> _What is asked_: Copy, in full, each line of the material that holds the word "Size".

> _Data supplied_:
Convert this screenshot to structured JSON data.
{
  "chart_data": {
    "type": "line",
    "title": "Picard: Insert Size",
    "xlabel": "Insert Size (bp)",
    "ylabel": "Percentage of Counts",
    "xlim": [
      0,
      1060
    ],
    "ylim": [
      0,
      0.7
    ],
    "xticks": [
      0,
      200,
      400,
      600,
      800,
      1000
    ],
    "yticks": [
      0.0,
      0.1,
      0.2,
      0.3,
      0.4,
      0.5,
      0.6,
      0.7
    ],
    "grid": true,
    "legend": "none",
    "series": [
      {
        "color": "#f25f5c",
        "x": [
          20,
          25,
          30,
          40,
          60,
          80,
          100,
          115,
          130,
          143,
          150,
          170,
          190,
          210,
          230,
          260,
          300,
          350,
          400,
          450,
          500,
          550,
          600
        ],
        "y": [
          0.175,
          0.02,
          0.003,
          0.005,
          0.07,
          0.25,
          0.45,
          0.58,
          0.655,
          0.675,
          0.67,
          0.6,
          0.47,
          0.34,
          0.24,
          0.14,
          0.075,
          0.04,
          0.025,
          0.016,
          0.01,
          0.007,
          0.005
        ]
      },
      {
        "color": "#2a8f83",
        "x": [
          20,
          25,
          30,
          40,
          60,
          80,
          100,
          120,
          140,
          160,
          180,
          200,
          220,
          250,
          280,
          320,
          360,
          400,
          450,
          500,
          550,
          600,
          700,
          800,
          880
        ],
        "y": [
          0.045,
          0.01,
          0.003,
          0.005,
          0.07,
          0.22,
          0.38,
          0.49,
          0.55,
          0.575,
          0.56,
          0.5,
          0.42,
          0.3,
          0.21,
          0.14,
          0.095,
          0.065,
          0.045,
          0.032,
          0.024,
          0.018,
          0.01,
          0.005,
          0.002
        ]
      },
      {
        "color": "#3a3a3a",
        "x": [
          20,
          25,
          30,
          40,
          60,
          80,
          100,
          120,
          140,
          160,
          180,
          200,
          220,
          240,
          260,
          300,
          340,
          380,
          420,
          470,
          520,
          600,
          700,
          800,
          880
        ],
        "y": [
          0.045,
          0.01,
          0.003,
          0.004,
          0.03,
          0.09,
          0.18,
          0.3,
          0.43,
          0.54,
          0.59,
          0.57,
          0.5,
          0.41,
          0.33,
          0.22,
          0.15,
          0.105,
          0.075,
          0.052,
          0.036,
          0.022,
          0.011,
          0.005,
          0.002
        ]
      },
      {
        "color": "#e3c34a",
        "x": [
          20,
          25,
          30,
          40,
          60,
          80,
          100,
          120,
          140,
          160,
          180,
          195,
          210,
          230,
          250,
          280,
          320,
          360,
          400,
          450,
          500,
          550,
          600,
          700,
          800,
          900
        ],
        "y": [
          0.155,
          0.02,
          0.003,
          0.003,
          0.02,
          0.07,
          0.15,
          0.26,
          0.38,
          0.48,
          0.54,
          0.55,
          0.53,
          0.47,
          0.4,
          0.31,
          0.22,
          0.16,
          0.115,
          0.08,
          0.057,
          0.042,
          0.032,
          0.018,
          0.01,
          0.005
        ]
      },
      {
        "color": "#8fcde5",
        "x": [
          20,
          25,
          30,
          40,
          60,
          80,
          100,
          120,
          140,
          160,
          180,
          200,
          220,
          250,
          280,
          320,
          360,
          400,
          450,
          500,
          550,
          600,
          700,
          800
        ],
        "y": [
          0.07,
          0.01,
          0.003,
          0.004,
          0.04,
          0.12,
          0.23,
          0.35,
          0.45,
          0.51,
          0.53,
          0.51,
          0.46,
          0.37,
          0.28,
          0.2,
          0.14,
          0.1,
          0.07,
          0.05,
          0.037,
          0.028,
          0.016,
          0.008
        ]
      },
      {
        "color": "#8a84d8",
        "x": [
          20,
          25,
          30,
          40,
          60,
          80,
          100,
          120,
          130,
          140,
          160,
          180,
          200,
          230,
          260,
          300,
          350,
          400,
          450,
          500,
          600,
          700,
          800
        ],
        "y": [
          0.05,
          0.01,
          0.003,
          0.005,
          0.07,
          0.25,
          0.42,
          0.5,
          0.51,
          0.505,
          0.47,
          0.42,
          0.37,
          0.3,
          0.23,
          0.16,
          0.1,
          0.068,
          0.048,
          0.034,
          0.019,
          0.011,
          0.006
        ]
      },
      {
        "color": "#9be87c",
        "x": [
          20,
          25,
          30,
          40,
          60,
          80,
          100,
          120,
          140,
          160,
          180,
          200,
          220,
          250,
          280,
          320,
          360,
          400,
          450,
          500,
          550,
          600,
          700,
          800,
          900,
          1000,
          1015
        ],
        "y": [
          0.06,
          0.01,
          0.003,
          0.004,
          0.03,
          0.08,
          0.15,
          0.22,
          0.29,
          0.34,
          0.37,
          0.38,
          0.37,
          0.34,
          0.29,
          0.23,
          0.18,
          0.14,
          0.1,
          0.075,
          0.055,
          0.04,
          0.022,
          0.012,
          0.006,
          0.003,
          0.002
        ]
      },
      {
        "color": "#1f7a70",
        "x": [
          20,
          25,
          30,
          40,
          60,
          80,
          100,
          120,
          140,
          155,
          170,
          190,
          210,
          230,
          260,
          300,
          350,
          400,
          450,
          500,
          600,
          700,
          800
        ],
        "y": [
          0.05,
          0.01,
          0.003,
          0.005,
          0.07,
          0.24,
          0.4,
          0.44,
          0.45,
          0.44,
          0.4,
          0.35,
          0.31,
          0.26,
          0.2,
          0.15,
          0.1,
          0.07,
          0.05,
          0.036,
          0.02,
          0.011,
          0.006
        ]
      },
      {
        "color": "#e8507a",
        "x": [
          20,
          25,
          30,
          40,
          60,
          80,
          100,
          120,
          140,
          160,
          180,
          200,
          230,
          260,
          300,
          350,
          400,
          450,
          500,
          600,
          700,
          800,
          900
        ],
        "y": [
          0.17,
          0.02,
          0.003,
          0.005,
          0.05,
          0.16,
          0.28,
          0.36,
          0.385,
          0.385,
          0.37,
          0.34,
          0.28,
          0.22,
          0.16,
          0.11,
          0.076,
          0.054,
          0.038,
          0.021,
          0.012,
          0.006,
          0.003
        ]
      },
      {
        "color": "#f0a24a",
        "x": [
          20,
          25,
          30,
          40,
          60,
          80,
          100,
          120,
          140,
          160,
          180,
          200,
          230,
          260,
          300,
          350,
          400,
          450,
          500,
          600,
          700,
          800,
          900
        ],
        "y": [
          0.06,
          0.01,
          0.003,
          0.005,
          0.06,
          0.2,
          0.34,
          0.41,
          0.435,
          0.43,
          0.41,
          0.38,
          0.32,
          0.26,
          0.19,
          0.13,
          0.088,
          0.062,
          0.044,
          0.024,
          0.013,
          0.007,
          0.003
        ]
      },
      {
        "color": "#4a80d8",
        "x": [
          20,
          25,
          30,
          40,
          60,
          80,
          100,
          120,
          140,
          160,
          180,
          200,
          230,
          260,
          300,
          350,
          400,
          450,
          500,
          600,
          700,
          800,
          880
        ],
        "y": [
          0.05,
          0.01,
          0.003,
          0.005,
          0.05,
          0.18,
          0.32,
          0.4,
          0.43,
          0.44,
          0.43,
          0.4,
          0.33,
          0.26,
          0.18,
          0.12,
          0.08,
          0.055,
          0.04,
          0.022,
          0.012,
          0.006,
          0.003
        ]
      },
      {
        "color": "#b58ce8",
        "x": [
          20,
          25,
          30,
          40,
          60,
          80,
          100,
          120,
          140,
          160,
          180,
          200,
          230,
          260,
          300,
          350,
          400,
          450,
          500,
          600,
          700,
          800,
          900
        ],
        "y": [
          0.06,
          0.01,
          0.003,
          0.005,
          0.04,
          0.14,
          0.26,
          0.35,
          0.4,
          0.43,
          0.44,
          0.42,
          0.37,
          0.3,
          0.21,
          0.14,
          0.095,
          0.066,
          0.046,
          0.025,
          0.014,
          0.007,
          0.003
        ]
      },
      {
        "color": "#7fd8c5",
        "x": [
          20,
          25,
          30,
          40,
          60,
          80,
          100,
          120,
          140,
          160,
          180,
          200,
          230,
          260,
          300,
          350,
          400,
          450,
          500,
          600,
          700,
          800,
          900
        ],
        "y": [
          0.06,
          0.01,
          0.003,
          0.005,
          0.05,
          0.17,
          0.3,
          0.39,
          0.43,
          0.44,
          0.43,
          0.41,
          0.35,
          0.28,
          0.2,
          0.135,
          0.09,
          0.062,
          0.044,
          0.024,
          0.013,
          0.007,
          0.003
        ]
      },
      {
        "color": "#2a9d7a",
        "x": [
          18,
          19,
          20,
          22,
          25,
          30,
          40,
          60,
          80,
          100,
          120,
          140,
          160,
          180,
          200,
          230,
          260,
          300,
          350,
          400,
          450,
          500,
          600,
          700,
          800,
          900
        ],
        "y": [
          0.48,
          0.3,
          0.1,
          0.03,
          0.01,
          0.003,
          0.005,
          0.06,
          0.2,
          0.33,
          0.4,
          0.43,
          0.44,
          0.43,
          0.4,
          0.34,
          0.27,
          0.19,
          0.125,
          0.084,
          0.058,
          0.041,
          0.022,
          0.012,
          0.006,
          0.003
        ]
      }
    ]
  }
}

> _Task output_:
    "title": "Picard: Insert Size",
    "xlabel": "Insert Size (bp)",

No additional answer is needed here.